All the data should be repeated exactly. Any image in it is left out.

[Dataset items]
--------------------

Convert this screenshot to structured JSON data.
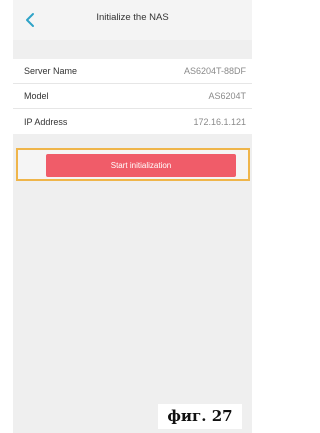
{
  "colors": {
    "accent": "#2ea3c7",
    "button": "#f05c69",
    "highlight_border": "#efb54a",
    "background": "#efefef"
  },
  "header": {
    "back_icon": "chevron-left-icon",
    "title": "Initialize the NAS"
  },
  "info": {
    "rows": [
      {
        "label": "Server Name",
        "value": "AS6204T-88DF"
      },
      {
        "label": "Model",
        "value": "AS6204T"
      },
      {
        "label": "IP Address",
        "value": "172.16.1.121"
      }
    ]
  },
  "actions": {
    "start_label": "Start initialization"
  },
  "caption": "фиг. 27"
}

--------------------

#### CORRECT ANSWER:
Convert this screenshot to structured JSON data.
{
  "colors": {
    "accent": "#2ea3c7",
    "button": "#f05c69",
    "highlight_border": "#efb54a",
    "background": "#efefef"
  },
  "header": {
    "back_icon": "chevron-left-icon",
    "title": "Initialize the NAS"
  },
  "info": {
    "rows": [
      {
        "label": "Server Name",
        "value": "AS6204T-88DF"
      },
      {
        "label": "Model",
        "value": "AS6204T"
      },
      {
        "label": "IP Address",
        "value": "172.16.1.121"
      }
    ]
  },
  "actions": {
    "start_label": "Start initialization"
  },
  "caption": "фиг. 27"
}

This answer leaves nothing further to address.